▶ **WORK TO DO**
Your task is to output all the records below, word for word.

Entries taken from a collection
<<<<

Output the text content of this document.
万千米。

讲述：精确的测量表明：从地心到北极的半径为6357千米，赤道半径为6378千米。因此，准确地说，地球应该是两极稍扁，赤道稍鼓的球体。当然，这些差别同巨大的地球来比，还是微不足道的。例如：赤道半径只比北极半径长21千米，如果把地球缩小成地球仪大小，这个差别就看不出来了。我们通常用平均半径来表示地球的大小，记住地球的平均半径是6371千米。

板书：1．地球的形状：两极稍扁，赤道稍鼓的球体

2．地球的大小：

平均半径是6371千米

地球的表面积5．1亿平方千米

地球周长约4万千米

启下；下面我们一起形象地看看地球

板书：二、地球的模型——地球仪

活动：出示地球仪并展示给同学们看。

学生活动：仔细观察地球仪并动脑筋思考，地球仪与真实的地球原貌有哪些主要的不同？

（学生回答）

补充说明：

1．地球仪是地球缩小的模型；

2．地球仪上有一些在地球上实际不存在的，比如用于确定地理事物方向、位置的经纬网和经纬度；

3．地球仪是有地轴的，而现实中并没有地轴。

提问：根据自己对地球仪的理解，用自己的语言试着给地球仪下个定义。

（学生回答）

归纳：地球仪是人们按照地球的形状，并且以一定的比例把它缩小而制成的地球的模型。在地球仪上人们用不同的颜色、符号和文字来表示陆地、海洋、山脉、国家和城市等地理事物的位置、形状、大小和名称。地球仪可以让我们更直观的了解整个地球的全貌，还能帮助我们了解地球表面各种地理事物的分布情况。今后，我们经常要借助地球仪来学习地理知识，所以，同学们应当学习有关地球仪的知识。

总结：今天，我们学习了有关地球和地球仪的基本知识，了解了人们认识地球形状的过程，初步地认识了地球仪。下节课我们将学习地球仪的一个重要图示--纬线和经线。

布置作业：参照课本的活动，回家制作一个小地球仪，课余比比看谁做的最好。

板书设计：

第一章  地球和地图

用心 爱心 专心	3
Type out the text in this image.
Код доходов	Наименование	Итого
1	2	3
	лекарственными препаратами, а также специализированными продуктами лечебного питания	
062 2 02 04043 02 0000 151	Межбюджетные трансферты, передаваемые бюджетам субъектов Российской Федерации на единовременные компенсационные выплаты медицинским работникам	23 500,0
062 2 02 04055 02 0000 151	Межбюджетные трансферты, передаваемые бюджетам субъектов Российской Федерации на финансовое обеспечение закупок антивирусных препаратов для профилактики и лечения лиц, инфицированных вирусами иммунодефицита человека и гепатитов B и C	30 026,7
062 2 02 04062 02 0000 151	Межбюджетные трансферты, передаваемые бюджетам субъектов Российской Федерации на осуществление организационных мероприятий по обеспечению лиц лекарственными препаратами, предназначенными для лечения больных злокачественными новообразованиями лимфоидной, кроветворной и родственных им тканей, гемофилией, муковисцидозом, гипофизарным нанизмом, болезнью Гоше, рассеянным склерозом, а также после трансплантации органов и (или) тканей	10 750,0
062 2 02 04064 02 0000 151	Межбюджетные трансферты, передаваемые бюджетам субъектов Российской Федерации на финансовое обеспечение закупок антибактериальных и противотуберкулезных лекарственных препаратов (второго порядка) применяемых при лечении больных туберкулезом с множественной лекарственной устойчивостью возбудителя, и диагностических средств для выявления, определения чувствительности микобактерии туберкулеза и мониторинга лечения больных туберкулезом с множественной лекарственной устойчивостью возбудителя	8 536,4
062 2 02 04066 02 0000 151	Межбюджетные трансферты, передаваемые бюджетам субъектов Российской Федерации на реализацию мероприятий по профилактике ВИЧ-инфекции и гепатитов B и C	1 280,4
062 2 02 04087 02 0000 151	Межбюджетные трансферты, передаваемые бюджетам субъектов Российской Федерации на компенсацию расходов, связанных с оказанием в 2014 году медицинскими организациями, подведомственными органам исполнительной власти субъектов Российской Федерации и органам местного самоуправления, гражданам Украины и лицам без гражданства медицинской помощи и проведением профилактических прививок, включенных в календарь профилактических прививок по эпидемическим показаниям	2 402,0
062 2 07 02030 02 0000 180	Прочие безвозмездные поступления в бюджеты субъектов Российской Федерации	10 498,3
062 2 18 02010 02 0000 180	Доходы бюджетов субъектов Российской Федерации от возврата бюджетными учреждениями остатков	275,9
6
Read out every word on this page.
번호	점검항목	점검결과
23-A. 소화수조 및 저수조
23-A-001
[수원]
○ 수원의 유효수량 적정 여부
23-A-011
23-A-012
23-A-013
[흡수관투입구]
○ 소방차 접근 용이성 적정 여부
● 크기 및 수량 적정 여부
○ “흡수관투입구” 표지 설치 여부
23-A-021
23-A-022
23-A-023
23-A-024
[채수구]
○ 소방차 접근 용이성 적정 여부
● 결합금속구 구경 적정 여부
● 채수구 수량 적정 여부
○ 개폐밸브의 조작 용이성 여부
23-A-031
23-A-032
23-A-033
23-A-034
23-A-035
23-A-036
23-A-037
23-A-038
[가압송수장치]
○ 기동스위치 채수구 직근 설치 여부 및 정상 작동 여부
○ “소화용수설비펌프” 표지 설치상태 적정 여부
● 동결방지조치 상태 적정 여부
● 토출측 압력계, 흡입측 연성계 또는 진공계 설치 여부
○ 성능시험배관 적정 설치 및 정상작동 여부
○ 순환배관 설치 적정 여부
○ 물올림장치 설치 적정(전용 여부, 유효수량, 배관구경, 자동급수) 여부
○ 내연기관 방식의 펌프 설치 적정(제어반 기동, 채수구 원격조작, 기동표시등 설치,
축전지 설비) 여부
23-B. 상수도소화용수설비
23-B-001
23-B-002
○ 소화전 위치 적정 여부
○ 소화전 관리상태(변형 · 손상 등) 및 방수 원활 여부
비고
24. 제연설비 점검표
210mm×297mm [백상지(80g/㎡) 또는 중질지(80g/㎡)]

>>>>

▶ **COMPLETE RESPONSE**
Output the text content of this document.
万千米。

讲述：精确的测量表明：从地心到北极的半径为6357千米，赤道半径为6378千米。因此，准确地说，地球应该是两极稍扁，赤道稍鼓的球体。当然，这些差别同巨大的地球来比，还是微不足道的。例如：赤道半径只比北极半径长21千米，如果把地球缩小成地球仪大小，这个差别就看不出来了。我们通常用平均半径来表示地球的大小，记住地球的平均半径是6371千米。

板书：1．地球的形状：两极稍扁，赤道稍鼓的球体

2．地球的大小：

平均半径是6371千米

地球的表面积5．1亿平方千米

地球周长约4万千米

启下；下面我们一起形象地看看地球

板书：二、地球的模型——地球仪

活动：出示地球仪并展示给同学们看。

学生活动：仔细观察地球仪并动脑筋思考，地球仪与真实的地球原貌有哪些主要的不同？

（学生回答）

补充说明：

1．地球仪是地球缩小的模型；

2．地球仪上有一些在地球上实际不存在的，比如用于确定地理事物方向、位置的经纬网和经纬度；

3．地球仪是有地轴的，而现实中并没有地轴。

提问：根据自己对地球仪的理解，用自己的语言试着给地球仪下个定义。

（学生回答）

归纳：地球仪是人们按照地球的形状，并且以一定的比例把它缩小而制成的地球的模型。在地球仪上人们用不同的颜色、符号和文字来表示陆地、海洋、山脉、国家和城市等地理事物的位置、形状、大小和名称。地球仪可以让我们更直观的了解整个地球的全貌，还能帮助我们了解地球表面各种地理事物的分布情况。今后，我们经常要借助地球仪来学习地理知识，所以，同学们应当学习有关地球仪的知识。

总结：今天，我们学习了有关地球和地球仪的基本知识，了解了人们认识地球形状的过程，初步地认识了地球仪。下节课我们将学习地球仪的一个重要图示--纬线和经线。

布置作业：参照课本的活动，回家制作一个小地球仪，课余比比看谁做的最好。

板书设计：

第一章  地球和地图

用心 爱心 专心	3
Type out the text in this image.
Код доходов	Наименование	Итого
1	2	3
	лекарственными препаратами, а также специализированными продуктами лечебного питания	
062 2 02 04043 02 0000 151	Межбюджетные трансферты, передаваемые бюджетам субъектов Российской Федерации на единовременные компенсационные выплаты медицинским работникам	23 500,0
062 2 02 04055 02 0000 151	Межбюджетные трансферты, передаваемые бюджетам субъектов Российской Федерации на финансовое обеспечение закупок антивирусных препаратов для профилактики и лечения лиц, инфицированных вирусами иммунодефицита человека и гепатитов B и C	30 026,7
062 2 02 04062 02 0000 151	Межбюджетные трансферты, передаваемые бюджетам субъектов Российской Федерации на осуществление организационных мероприятий по обеспечению лиц лекарственными препаратами, предназначенными для лечения больных злокачественными новообразованиями лимфоидной, кроветворной и родственных им тканей, гемофилией, муковисцидозом, гипофизарным нанизмом, болезнью Гоше, рассеянным склерозом, а также после трансплантации органов и (или) тканей	10 750,0
062 2 02 04064 02 0000 151	Межбюджетные трансферты, передаваемые бюджетам субъектов Российской Федерации на финансовое обеспечение закупок антибактериальных и противотуберкулезных лекарственных препаратов (второго порядка) применяемых при лечении больных туберкулезом с множественной лекарственной устойчивостью возбудителя, и диагностических средств для выявления, определения чувствительности микобактерии туберкулеза и мониторинга лечения больных туберкулезом с множественной лекарственной устойчивостью возбудителя	8 536,4
062 2 02 04066 02 0000 151	Межбюджетные трансферты, передаваемые бюджетам субъектов Российской Федерации на реализацию мероприятий по профилактике ВИЧ-инфекции и гепатитов B и C	1 280,4
062 2 02 04087 02 0000 151	Межбюджетные трансферты, передаваемые бюджетам субъектов Российской Федерации на компенсацию расходов, связанных с оказанием в 2014 году медицинскими организациями, подведомственными органам исполнительной власти субъектов Российской Федерации и органам местного самоуправления, гражданам Украины и лицам без гражданства медицинской помощи и проведением профилактических прививок, включенных в календарь профилактических прививок по эпидемическим показаниям	2 402,0
062 2 07 02030 02 0000 180	Прочие безвозмездные поступления в бюджеты субъектов Российской Федерации	10 498,3
062 2 18 02010 02 0000 180	Доходы бюджетов субъектов Российской Федерации от возврата бюджетными учреждениями остатков	275,9
6
Read out every word on this page.
번호	점검항목	점검결과
23-A. 소화수조 및 저수조
23-A-001
[수원]
○ 수원의 유효수량 적정 여부
23-A-011
23-A-012
23-A-013
[흡수관투입구]
○ 소방차 접근 용이성 적정 여부
● 크기 및 수량 적정 여부
○ “흡수관투입구” 표지 설치 여부
23-A-021
23-A-022
23-A-023
23-A-024
[채수구]
○ 소방차 접근 용이성 적정 여부
● 결합금속구 구경 적정 여부
● 채수구 수량 적정 여부
○ 개폐밸브의 조작 용이성 여부
23-A-031
23-A-032
23-A-033
23-A-034
23-A-035
23-A-036
23-A-037
23-A-038
[가압송수장치]
○ 기동스위치 채수구 직근 설치 여부 및 정상 작동 여부
○ “소화용수설비펌프” 표지 설치상태 적정 여부
● 동결방지조치 상태 적정 여부
● 토출측 압력계, 흡입측 연성계 또는 진공계 설치 여부
○ 성능시험배관 적정 설치 및 정상작동 여부
○ 순환배관 설치 적정 여부
○ 물올림장치 설치 적정(전용 여부, 유효수량, 배관구경, 자동급수) 여부
○ 내연기관 방식의 펌프 설치 적정(제어반 기동, 채수구 원격조작, 기동표시등 설치,
축전지 설비) 여부
23-B. 상수도소화용수설비
23-B-001
23-B-002
○ 소화전 위치 적정 여부
○ 소화전 관리상태(변형 · 손상 등) 및 방수 원활 여부
비고
24. 제연설비 점검표
210mm×297mm [백상지(80g/㎡) 또는 중질지(80g/㎡)]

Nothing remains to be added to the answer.